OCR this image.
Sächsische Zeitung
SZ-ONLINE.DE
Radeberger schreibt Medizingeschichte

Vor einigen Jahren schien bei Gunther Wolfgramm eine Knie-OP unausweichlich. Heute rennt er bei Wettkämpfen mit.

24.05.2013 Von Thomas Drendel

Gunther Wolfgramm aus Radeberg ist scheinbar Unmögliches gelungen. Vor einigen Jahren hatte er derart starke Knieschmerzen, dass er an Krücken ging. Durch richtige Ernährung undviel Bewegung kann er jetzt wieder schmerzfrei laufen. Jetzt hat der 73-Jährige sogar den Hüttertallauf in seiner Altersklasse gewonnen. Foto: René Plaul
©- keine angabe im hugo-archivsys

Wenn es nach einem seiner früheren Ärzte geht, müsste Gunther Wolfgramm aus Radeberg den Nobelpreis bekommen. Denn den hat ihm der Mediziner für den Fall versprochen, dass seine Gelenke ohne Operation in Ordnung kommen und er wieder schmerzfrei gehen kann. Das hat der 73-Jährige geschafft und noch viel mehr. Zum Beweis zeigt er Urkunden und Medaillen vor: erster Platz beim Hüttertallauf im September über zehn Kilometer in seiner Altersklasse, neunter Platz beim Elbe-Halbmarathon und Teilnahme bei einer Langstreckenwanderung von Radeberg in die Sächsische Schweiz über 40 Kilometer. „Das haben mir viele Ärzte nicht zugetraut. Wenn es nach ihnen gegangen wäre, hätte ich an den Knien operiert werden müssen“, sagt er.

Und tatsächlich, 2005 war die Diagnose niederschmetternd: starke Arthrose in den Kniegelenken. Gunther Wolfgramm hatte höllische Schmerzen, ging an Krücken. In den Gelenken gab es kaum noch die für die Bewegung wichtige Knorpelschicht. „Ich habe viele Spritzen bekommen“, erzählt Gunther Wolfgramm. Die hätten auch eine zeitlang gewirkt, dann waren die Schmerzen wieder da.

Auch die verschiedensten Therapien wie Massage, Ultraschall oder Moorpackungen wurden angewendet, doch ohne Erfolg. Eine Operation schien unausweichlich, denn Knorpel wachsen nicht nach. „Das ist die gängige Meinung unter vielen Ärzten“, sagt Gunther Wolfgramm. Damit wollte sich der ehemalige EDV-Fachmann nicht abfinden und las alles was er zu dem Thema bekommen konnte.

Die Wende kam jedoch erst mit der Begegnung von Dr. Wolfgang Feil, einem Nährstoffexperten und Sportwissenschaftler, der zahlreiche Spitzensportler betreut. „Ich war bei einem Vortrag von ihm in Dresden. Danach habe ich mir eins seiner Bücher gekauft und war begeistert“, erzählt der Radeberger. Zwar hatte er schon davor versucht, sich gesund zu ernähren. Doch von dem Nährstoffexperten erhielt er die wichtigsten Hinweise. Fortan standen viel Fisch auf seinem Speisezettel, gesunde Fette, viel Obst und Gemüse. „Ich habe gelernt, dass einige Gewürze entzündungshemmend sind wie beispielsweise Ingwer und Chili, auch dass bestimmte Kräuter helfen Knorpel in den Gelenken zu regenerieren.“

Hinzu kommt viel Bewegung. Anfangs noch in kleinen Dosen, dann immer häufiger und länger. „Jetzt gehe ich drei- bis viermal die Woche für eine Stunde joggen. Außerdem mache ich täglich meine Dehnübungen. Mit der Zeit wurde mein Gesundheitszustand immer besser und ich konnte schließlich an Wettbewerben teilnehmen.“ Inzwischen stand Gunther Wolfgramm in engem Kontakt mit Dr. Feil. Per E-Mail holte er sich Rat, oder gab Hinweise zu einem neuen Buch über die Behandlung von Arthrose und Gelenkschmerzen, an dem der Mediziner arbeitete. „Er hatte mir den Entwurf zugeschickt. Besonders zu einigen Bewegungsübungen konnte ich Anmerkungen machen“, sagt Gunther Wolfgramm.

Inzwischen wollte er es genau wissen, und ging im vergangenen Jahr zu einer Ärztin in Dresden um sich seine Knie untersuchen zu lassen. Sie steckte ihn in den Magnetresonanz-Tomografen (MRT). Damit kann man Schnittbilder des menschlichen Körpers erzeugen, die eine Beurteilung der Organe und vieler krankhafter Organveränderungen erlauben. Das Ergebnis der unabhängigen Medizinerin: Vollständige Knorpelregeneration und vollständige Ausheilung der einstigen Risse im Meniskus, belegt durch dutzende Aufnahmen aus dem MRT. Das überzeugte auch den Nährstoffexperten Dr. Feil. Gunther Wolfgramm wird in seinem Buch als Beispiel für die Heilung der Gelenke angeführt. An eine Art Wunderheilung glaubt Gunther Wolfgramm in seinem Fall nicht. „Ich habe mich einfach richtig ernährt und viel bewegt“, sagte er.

> [What is asked] All of the entries must be quoted exactly; please include each one.

> [Response to the task]
OCR this image.
Sächsische Zeitung
SZ-ONLINE.DE
Radeberger schreibt Medizingeschichte

Vor einigen Jahren schien bei Gunther Wolfgramm eine Knie-OP unausweichlich. Heute rennt er bei Wettkämpfen mit.

24.05.2013 Von Thomas Drendel

Gunther Wolfgramm aus Radeberg ist scheinbar Unmögliches gelungen. Vor einigen Jahren hatte er derart starke Knieschmerzen, dass er an Krücken ging. Durch richtige Ernährung undviel Bewegung kann er jetzt wieder schmerzfrei laufen. Jetzt hat der 73-Jährige sogar den Hüttertallauf in seiner Altersklasse gewonnen. Foto: René Plaul
©- keine angabe im hugo-archivsys

Wenn es nach einem seiner früheren Ärzte geht, müsste Gunther Wolfgramm aus Radeberg den Nobelpreis bekommen. Denn den hat ihm der Mediziner für den Fall versprochen, dass seine Gelenke ohne Operation in Ordnung kommen und er wieder schmerzfrei gehen kann. Das hat der 73-Jährige geschafft und noch viel mehr. Zum Beweis zeigt er Urkunden und Medaillen vor: erster Platz beim Hüttertallauf im September über zehn Kilometer in seiner Altersklasse, neunter Platz beim Elbe-Halbmarathon und Teilnahme bei einer Langstreckenwanderung von Radeberg in die Sächsische Schweiz über 40 Kilometer. „Das haben mir viele Ärzte nicht zugetraut. Wenn es nach ihnen gegangen wäre, hätte ich an den Knien operiert werden müssen“, sagt er.

Und tatsächlich, 2005 war die Diagnose niederschmetternd: starke Arthrose in den Kniegelenken. Gunther Wolfgramm hatte höllische Schmerzen, ging an Krücken. In den Gelenken gab es kaum noch die für die Bewegung wichtige Knorpelschicht. „Ich habe viele Spritzen bekommen“, erzählt Gunther Wolfgramm. Die hätten auch eine zeitlang gewirkt, dann waren die Schmerzen wieder da.

Auch die verschiedensten Therapien wie Massage, Ultraschall oder Moorpackungen wurden angewendet, doch ohne Erfolg. Eine Operation schien unausweichlich, denn Knorpel wachsen nicht nach. „Das ist die gängige Meinung unter vielen Ärzten“, sagt Gunther Wolfgramm. Damit wollte sich der ehemalige EDV-Fachmann nicht abfinden und las alles was er zu dem Thema bekommen konnte.

Die Wende kam jedoch erst mit der Begegnung von Dr. Wolfgang Feil, einem Nährstoffexperten und Sportwissenschaftler, der zahlreiche Spitzensportler betreut. „Ich war bei einem Vortrag von ihm in Dresden. Danach habe ich mir eins seiner Bücher gekauft und war begeistert“, erzählt der Radeberger. Zwar hatte er schon davor versucht, sich gesund zu ernähren. Doch von dem Nährstoffexperten erhielt er die wichtigsten Hinweise. Fortan standen viel Fisch auf seinem Speisezettel, gesunde Fette, viel Obst und Gemüse. „Ich habe gelernt, dass einige Gewürze entzündungshemmend sind wie beispielsweise Ingwer und Chili, auch dass bestimmte Kräuter helfen Knorpel in den Gelenken zu regenerieren.“

Hinzu kommt viel Bewegung. Anfangs noch in kleinen Dosen, dann immer häufiger und länger. „Jetzt gehe ich drei- bis viermal die Woche für eine Stunde joggen. Außerdem mache ich täglich meine Dehnübungen. Mit der Zeit wurde mein Gesundheitszustand immer besser und ich konnte schließlich an Wettbewerben teilnehmen.“ Inzwischen stand Gunther Wolfgramm in engem Kontakt mit Dr. Feil. Per E-Mail holte er sich Rat, oder gab Hinweise zu einem neuen Buch über die Behandlung von Arthrose und Gelenkschmerzen, an dem der Mediziner arbeitete. „Er hatte mir den Entwurf zugeschickt. Besonders zu einigen Bewegungsübungen konnte ich Anmerkungen machen“, sagt Gunther Wolfgramm.

Inzwischen wollte er es genau wissen, und ging im vergangenen Jahr zu einer Ärztin in Dresden um sich seine Knie untersuchen zu lassen. Sie steckte ihn in den Magnetresonanz-Tomografen (MRT). Damit kann man Schnittbilder des menschlichen Körpers erzeugen, die eine Beurteilung der Organe und vieler krankhafter Organveränderungen erlauben. Das Ergebnis der unabhängigen Medizinerin: Vollständige Knorpelregeneration und vollständige Ausheilung der einstigen Risse im Meniskus, belegt durch dutzende Aufnahmen aus dem MRT. Das überzeugte auch den Nährstoffexperten Dr. Feil. Gunther Wolfgramm wird in seinem Buch als Beispiel für die Heilung der Gelenke angeführt. An eine Art Wunderheilung glaubt Gunther Wolfgramm in seinem Fall nicht. „Ich habe mich einfach richtig ernährt und viel bewegt“, sagte er.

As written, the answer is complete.